Objetivo da tarefa:
Reescreva as linhas abaixo substituindo "xyxy" por "bbox" e mantendo todo o resto igual. Deixe as imagens fora da resposta.

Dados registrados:
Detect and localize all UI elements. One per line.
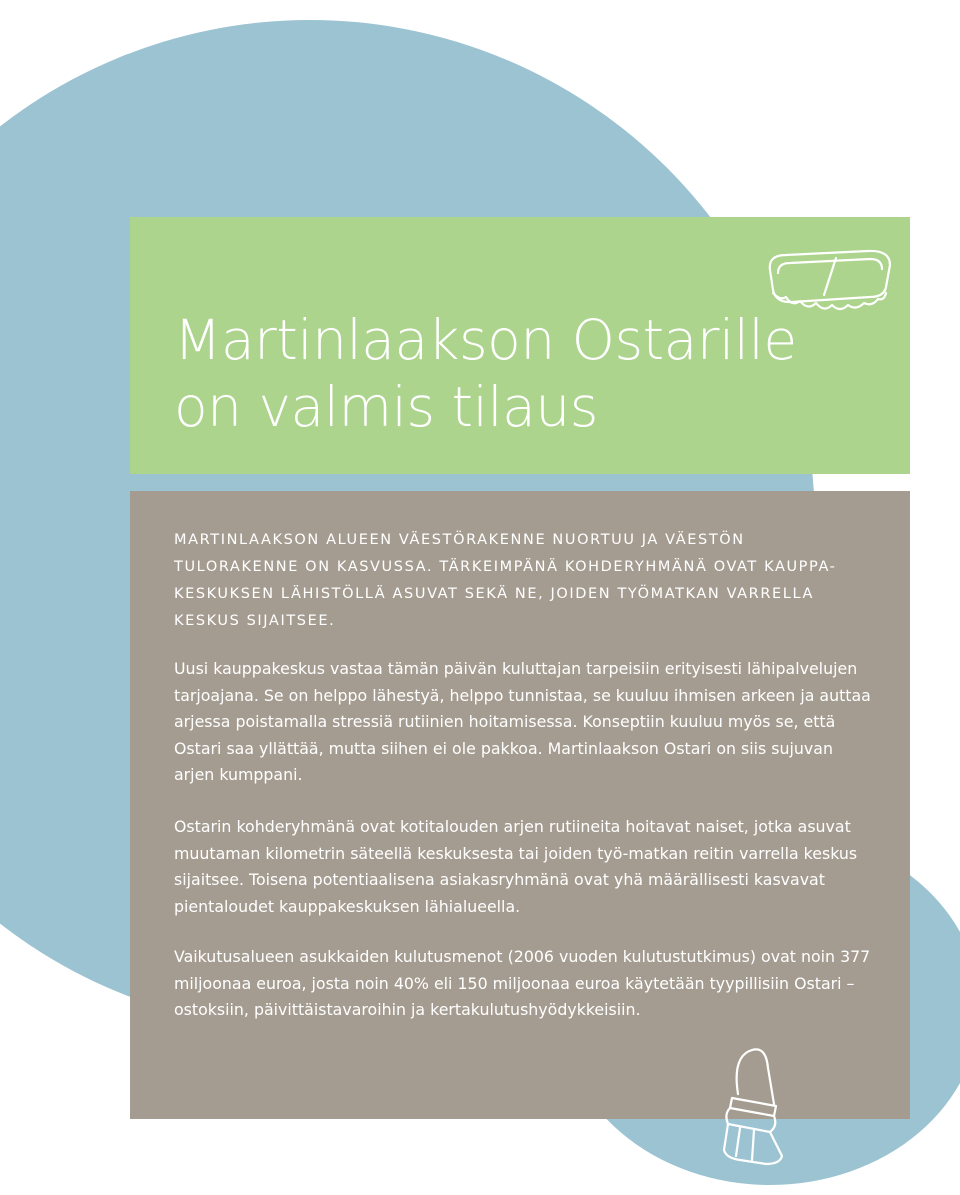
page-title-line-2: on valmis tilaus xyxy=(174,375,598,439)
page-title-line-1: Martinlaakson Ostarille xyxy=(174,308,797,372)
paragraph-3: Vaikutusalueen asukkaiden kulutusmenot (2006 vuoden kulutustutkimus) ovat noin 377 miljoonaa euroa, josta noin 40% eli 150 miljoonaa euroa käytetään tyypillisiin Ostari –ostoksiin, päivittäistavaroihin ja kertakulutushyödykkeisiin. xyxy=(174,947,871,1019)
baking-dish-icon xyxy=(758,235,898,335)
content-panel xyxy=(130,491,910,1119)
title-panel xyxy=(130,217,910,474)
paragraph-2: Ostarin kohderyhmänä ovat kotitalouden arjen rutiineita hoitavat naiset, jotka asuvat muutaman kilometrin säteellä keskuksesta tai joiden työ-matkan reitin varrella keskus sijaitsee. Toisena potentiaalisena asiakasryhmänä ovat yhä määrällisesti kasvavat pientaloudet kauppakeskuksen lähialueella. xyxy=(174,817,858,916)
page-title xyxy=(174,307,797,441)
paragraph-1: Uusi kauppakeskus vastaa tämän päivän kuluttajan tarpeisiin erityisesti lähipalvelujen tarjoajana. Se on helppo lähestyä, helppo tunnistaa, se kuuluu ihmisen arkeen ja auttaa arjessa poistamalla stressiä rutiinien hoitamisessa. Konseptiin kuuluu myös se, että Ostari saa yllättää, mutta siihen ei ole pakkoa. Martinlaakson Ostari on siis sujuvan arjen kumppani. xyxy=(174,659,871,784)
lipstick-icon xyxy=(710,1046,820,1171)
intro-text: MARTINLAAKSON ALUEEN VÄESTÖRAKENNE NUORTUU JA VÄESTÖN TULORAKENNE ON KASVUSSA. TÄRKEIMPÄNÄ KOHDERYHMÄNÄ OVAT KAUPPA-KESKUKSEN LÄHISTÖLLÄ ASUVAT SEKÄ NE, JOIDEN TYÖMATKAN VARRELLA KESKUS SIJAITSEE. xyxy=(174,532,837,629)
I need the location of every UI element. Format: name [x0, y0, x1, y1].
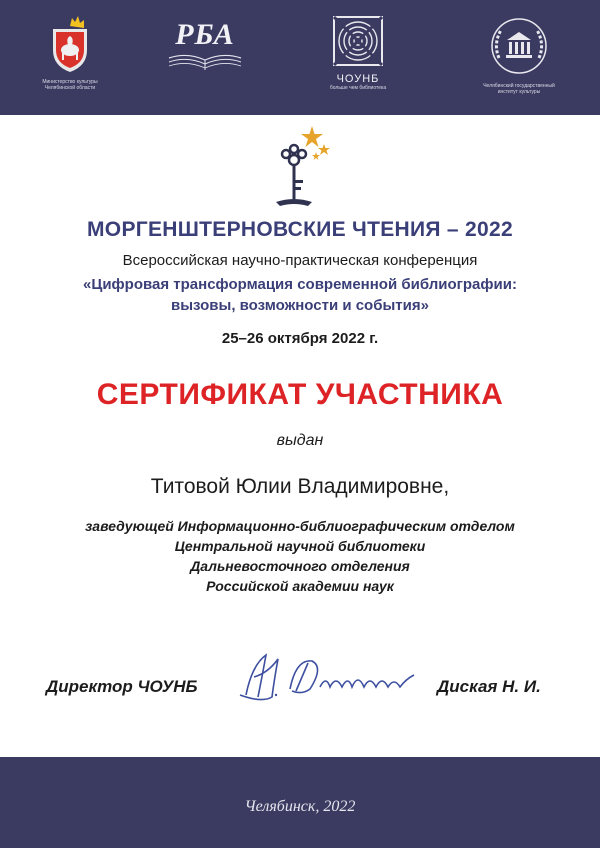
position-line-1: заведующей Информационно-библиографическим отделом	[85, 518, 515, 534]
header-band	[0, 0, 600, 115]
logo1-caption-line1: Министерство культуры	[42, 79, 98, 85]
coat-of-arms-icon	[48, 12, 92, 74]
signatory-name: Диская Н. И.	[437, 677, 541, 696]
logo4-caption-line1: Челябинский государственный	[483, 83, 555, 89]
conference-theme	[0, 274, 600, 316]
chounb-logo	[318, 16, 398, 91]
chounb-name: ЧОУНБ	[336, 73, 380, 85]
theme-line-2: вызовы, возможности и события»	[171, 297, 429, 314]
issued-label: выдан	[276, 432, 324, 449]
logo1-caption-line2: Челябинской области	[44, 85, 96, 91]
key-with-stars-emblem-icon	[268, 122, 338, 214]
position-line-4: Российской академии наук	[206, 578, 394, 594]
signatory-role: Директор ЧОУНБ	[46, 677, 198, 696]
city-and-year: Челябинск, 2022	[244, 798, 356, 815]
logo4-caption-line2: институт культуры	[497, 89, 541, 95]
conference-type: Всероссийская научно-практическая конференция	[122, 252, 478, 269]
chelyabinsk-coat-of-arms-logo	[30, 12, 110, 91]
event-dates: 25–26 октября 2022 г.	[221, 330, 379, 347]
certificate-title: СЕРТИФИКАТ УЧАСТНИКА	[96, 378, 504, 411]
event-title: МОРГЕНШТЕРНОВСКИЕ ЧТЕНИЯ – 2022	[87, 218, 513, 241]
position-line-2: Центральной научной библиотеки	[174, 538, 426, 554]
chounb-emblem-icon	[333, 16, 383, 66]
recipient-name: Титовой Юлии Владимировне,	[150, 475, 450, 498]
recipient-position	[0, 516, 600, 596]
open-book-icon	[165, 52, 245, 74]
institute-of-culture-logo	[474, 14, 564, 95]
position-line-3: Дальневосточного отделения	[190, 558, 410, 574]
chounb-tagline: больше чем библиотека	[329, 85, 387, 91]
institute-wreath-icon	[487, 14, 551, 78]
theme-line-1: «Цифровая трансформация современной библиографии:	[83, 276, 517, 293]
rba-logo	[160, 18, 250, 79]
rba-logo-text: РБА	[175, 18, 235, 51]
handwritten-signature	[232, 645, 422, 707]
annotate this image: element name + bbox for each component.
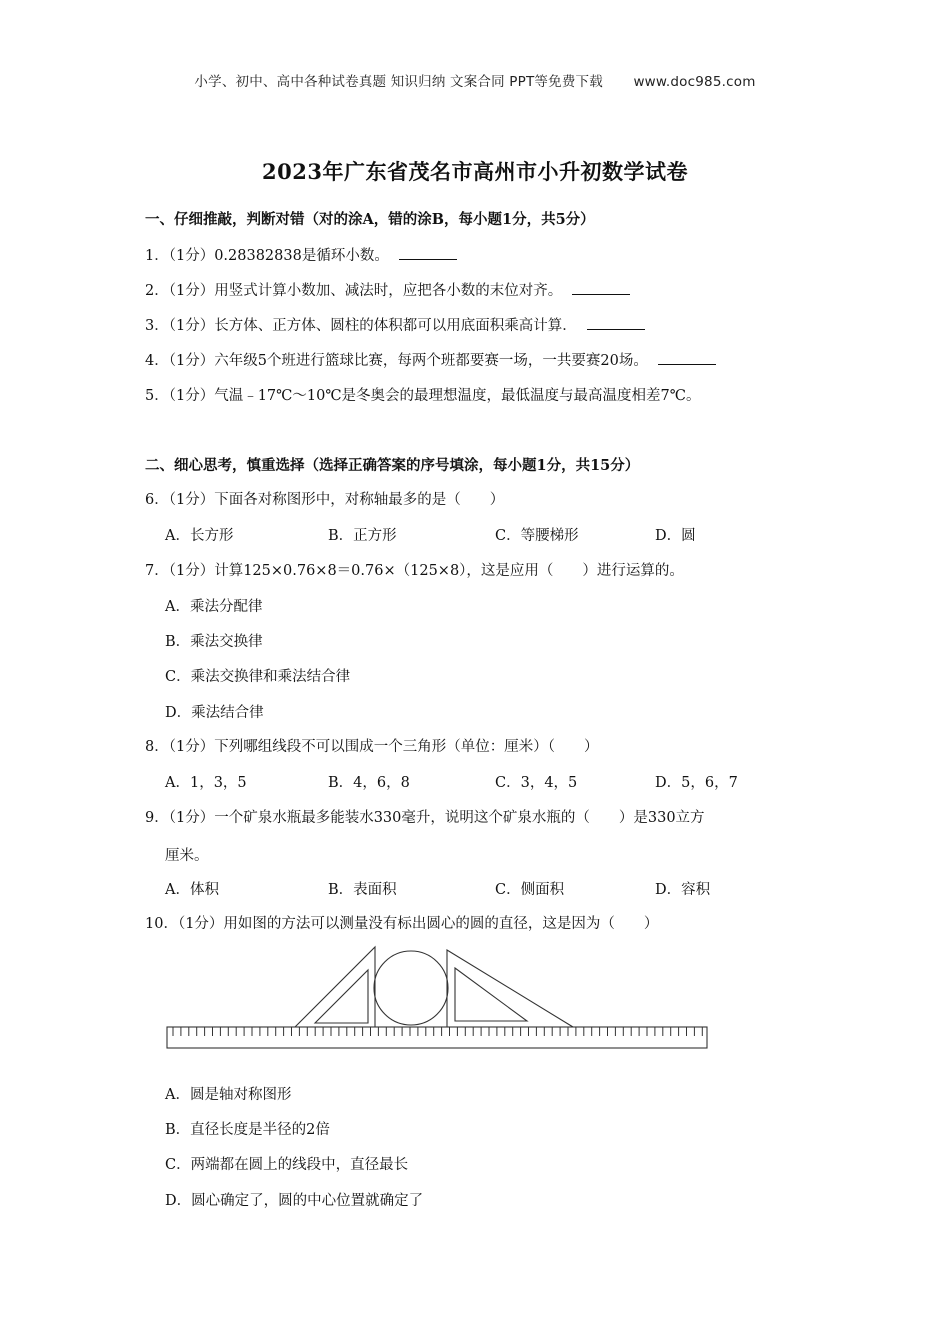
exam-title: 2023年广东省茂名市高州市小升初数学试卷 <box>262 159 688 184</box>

Resultado do exercício:
Detect and localize all UI elements. One per line.
page-title-line-2: on valmis tilaus bbox=(174,375,598,439)
page-title-line-1: Martinlaakson Ostarille bbox=(174,308,797,372)
paragraph-3: Vaikutusalueen asukkaiden kulutusmenot (2006 vuoden kulutustutkimus) ovat noin 377 miljoonaa euroa, josta noin 40% eli 150 miljoonaa euroa käytetään tyypillisiin Ostari –ostoksiin, päivittäistavaroihin ja kertakulutushyödykkeisiin. bbox=(174,947,871,1019)
baking-dish-icon bbox=(758,235,898,335)
content-panel bbox=(130,491,910,1119)
title-panel bbox=(130,217,910,474)
paragraph-2: Ostarin kohderyhmänä ovat kotitalouden arjen rutiineita hoitavat naiset, jotka asuvat muutaman kilometrin säteellä keskuksesta tai joiden työ-matkan reitin varrella keskus sijaitsee. Toisena potentiaalisena asiakasryhmänä ovat yhä määrällisesti kasvavat pientaloudet kauppakeskuksen lähialueella. bbox=(174,817,858,916)
page-title bbox=(174,307,797,441)
paragraph-1: Uusi kauppakeskus vastaa tämän päivän kuluttajan tarpeisiin erityisesti lähipalvelujen tarjoajana. Se on helppo lähestyä, helppo tunnistaa, se kuuluu ihmisen arkeen ja auttaa arjessa poistamalla stressiä rutiinien hoitamisessa. Konseptiin kuuluu myös se, että Ostari saa yllättää, mutta siihen ei ole pakkoa. Martinlaakson Ostari on siis sujuvan arjen kumppani. bbox=(174,659,871,784)
lipstick-icon bbox=(710,1046,820,1171)
intro-text: MARTINLAAKSON ALUEEN VÄESTÖRAKENNE NUORTUU JA VÄESTÖN TULORAKENNE ON KASVUSSA. TÄRKEIMPÄNÄ KOHDERYHMÄNÄ OVAT KAUPPA-KESKUKSEN LÄHISTÖLLÄ ASUVAT SEKÄ NE, JOIDEN TYÖMATKAN VARRELLA KESKUS SIJAITSEE. bbox=(174,532,837,629)
I need the location of every UI element. Format: name [x0, y0, x1, y1].
position-line-1: заведующей Информационно-библиографическим отделом	[85, 518, 515, 534]
header-band	[0, 0, 600, 115]
logo1-caption-line1: Министерство культуры	[42, 79, 98, 85]
coat-of-arms-icon	[48, 12, 92, 74]
signatory-name: Диская Н. И.	[437, 677, 541, 696]
logo4-caption-line1: Челябинский государственный	[483, 83, 555, 89]
conference-theme	[0, 274, 600, 316]
chounb-logo	[318, 16, 398, 91]
chounb-name: ЧОУНБ	[336, 73, 380, 85]
theme-line-2: вызовы, возможности и события»	[171, 297, 429, 314]
issued-label: выдан	[276, 432, 324, 449]
logo1-caption-line2: Челябинской области	[44, 85, 96, 91]
key-with-stars-emblem-icon	[268, 122, 338, 214]
position-line-4: Российской академии наук	[206, 578, 394, 594]
signatory-role: Директор ЧОУНБ	[46, 677, 198, 696]
city-and-year: Челябинск, 2022	[244, 798, 356, 815]
logo4-caption-line2: институт культуры	[497, 89, 541, 95]
conference-type: Всероссийская научно-практическая конференция	[122, 252, 478, 269]
chelyabinsk-coat-of-arms-logo	[30, 12, 110, 91]
event-dates: 25–26 октября 2022 г.	[221, 330, 379, 347]
certificate-title: СЕРТИФИКАТ УЧАСТНИКА	[96, 378, 504, 411]
event-title: МОРГЕНШТЕРНОВСКИЕ ЧТЕНИЯ – 2022	[87, 218, 513, 241]
position-line-2: Центральной научной библиотеки	[174, 538, 426, 554]
chounb-emblem-icon	[333, 16, 383, 66]
recipient-name: Титовой Юлии Владимировне,	[150, 475, 450, 498]
recipient-position	[0, 516, 600, 596]
open-book-icon	[165, 52, 245, 74]
institute-of-culture-logo	[474, 14, 564, 95]
position-line-3: Дальневосточного отделения	[190, 558, 410, 574]
chounb-tagline: больше чем библиотека	[329, 85, 387, 91]
institute-wreath-icon	[487, 14, 551, 78]
theme-line-1: «Цифровая трансформация современной библиографии:	[83, 276, 517, 293]
rba-logo	[160, 18, 250, 79]
rba-logo-text: РБА	[175, 18, 235, 51]
handwritten-signature	[232, 645, 422, 707]
annotate this image: element name + bbox for each component.
exam-title: 2023年广东省茂名市高州市小升初数学试卷 <box>262 159 688 184</box>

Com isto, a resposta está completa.